■ WORK TO COMPLETE ■
1) In the STEP article, why is the student voice work described as more than a standalone pilot? Answer in one to three sentences.
2) Return everything in the STEP article from "STEP is Scotland's" down to "reusable across institutions.", word for word.

QAA Scotland's STEP projects show how student voice is moving from consultation to action

Updated Jun 04, 2026

QAA Scotland's latest STEP update matters because it treats student voice as live quality infrastructure, not a consultation exercise that ends when the survey closes. On 20 May 2026, QAA Scotland published STEP projects to drive forward innovation across Scotland’s tertiary sector, setting out how Scotland's Tertiary Enhancement Programme is progressing work on student engagement, disabled student experience, pre-arrival information, assessment policy, and clearer student-facing communication. For Student Experience teams, PVCs, and quality professionals, the practical signal is straightforward: the sector is moving towards barrier analysis, co-designed action plans, and more explicit links between what students say and what institutions change.

What has changed in QAA Scotland's STEP projects

STEP is Scotland's national enhancement programme for the tertiary sector, and one delivery mechanism of the Tertiary Quality Enhancement Framework. The 20 May update covers the 2025-26 project cycle across colleges and universities, while the STEP programme pages describe a four-year structure that moves through discovery, implementation, and reflection. That matters because the student voice work here is not a standalone pilot. It sits inside a national quality-enhancement framework with cross-sector partners, defined project leads, and an expectation that outputs will be reusable across institutions.

The most directly relevant strand for student voice work is the two-year project on supporting student engagement and partnership within an increasingly time-poor and cash-poor student population. The STEP projects page says this work will pilot approaches to make student voice and representation more accessible, while also creating sector-wide resources for learners before arrival and during induction. QAA's update adds that strand 1 workshops are already under way, helping students and staff identify barriers to engagement and co-develop action plans, while strand 2 is gathering and analysing pre-arrival materials ahead of focus groups.

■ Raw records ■

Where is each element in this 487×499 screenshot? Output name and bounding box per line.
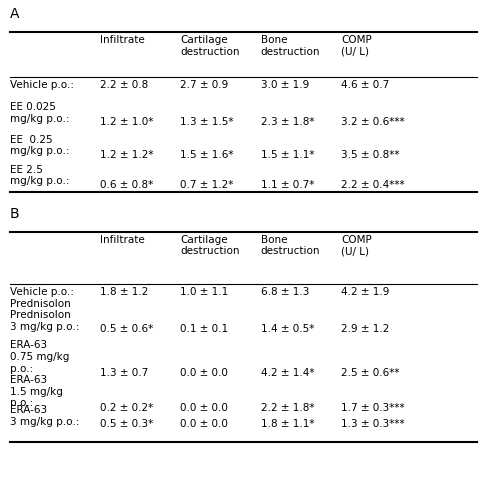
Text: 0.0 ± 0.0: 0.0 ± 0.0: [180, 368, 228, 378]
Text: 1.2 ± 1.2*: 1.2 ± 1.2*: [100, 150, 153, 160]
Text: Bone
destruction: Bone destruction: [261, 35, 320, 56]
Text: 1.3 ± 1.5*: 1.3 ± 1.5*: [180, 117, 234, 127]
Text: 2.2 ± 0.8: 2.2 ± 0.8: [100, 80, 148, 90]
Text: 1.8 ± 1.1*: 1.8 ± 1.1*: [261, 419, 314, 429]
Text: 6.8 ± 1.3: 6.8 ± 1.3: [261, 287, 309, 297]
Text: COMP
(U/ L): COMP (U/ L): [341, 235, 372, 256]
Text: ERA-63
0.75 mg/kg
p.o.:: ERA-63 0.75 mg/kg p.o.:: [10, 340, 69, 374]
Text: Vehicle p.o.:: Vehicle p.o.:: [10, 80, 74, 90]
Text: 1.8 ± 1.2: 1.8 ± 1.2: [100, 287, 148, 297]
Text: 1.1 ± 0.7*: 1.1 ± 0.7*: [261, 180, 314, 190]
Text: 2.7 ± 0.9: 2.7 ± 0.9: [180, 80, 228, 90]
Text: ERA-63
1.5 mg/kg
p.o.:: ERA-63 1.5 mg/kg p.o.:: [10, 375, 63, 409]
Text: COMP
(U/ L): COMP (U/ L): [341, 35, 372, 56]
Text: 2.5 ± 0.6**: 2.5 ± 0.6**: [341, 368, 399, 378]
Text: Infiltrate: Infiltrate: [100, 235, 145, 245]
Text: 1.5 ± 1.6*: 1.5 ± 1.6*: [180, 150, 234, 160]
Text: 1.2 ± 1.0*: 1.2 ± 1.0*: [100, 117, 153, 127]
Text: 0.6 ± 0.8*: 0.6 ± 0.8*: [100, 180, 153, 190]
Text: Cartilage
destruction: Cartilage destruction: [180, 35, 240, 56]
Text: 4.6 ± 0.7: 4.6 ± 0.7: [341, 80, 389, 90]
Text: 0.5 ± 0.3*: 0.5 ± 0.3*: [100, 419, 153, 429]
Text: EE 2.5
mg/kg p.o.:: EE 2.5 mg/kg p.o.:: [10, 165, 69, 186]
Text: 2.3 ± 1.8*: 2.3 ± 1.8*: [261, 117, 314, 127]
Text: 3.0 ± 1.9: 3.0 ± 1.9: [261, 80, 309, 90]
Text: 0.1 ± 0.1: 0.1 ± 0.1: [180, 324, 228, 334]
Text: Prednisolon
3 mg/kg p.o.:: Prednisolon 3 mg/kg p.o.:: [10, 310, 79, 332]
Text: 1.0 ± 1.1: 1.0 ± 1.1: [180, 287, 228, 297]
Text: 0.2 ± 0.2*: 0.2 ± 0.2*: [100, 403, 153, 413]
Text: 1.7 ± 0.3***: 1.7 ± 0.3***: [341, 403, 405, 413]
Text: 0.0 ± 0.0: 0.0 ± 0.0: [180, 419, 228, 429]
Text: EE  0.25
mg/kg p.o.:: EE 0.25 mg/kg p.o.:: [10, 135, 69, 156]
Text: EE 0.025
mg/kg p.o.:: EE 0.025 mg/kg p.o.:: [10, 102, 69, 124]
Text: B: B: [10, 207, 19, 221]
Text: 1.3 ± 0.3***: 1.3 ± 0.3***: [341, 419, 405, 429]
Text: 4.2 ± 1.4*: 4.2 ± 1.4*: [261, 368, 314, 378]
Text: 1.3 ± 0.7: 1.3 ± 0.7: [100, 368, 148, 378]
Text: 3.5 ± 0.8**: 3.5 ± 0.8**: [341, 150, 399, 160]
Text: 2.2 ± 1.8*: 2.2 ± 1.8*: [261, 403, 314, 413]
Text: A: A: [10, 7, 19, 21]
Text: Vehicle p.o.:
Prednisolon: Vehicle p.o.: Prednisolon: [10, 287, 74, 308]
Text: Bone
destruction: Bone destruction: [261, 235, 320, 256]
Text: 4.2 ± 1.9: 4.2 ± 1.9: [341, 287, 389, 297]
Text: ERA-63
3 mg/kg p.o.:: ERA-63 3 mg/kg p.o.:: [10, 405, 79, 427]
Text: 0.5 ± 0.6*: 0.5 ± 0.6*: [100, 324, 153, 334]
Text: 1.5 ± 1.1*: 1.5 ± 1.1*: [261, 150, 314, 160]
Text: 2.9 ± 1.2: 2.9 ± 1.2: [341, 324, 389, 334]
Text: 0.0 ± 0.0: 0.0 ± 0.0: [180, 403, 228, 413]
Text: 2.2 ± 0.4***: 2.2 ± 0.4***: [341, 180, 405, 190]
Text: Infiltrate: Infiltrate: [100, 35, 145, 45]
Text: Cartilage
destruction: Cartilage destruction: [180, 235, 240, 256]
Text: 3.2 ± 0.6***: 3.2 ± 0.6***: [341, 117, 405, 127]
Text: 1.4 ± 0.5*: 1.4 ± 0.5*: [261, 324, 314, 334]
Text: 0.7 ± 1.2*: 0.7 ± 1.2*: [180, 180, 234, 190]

...

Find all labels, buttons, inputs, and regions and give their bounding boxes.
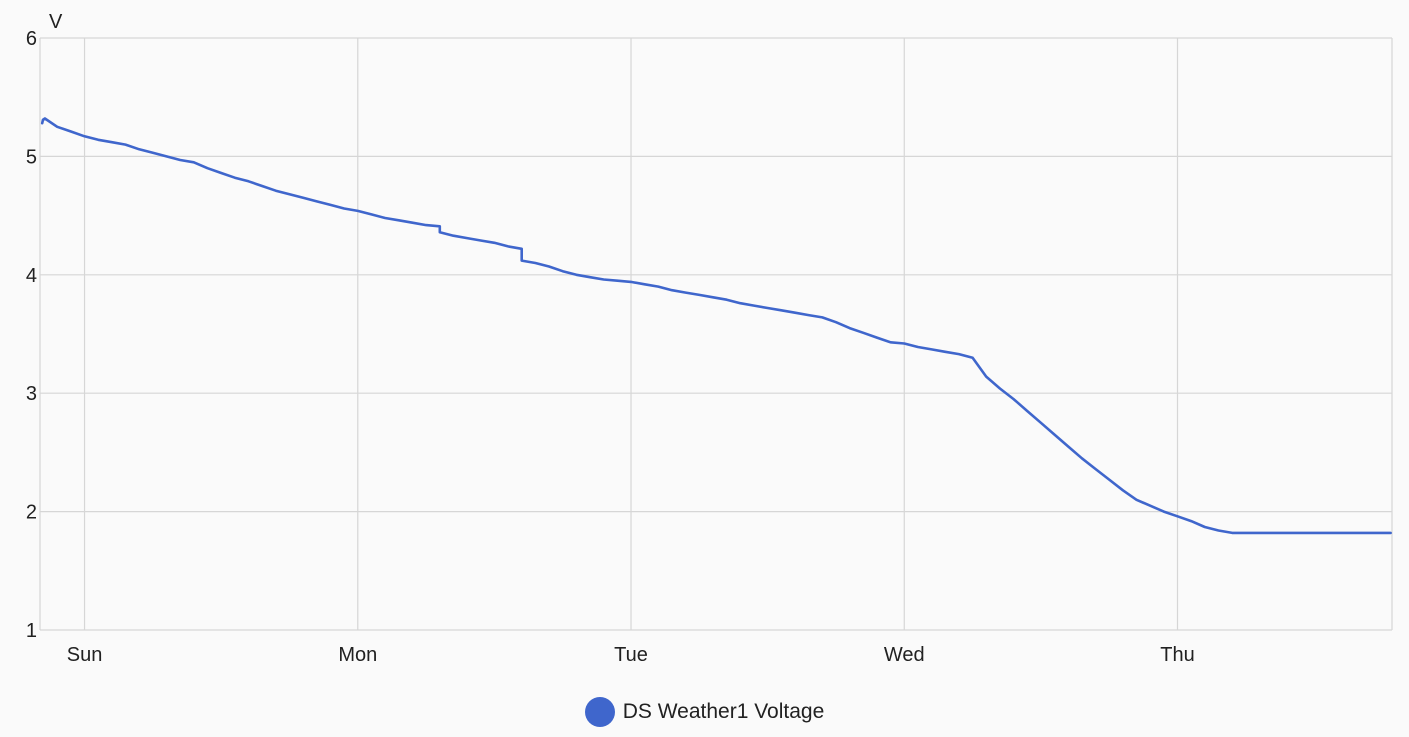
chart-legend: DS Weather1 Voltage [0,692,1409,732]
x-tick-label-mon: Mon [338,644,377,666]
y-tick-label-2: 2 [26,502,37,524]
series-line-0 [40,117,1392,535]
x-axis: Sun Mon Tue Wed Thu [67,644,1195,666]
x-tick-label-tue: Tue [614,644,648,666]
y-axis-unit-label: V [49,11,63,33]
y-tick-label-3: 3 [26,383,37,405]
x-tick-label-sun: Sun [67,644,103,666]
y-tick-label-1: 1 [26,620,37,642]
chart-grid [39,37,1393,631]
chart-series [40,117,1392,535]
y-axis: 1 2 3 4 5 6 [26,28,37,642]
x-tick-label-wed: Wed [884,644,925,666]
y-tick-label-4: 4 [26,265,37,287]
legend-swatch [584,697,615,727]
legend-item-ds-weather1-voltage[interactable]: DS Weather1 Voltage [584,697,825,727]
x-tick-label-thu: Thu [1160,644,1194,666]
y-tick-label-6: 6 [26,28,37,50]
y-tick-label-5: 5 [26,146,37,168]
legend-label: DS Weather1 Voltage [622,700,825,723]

* * *

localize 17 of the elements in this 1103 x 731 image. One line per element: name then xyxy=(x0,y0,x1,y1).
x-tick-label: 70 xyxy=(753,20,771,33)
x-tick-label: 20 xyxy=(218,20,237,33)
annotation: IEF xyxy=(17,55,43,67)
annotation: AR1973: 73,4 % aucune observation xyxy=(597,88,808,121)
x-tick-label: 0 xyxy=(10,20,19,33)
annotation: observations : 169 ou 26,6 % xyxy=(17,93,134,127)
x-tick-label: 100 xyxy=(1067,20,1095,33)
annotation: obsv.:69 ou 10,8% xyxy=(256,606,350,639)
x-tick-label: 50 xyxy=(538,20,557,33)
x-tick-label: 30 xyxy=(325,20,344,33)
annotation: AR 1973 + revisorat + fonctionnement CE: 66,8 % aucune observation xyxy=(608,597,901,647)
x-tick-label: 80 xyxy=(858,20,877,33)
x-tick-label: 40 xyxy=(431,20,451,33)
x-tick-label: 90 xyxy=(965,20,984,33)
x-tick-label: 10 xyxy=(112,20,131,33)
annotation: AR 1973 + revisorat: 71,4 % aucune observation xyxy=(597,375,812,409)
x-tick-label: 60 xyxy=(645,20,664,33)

■ ANSWERS TO THE EXERCISE ■
1) It sits inside a national quality-enhancement framework, with cross-sector partners and defined project leads. It also carries an expectation that its outputs will be reusable across institutions.

2)
STEP is Scotland's national enhancement programme for the tertiary sector, and one delivery mechanism of the Tertiary Quality Enhancement Framework. The 20 May update covers the 2025-26 project cycle across colleges and universities, while the STEP programme pages describe a four-year structure that moves through discovery, implementation, and reflection. That matters because the student voice work here is not a standalone pilot. It sits inside a national quality-enhancement framework with cross-sector partners, defined project leads, and an expectation that outputs will be reusable across institutions.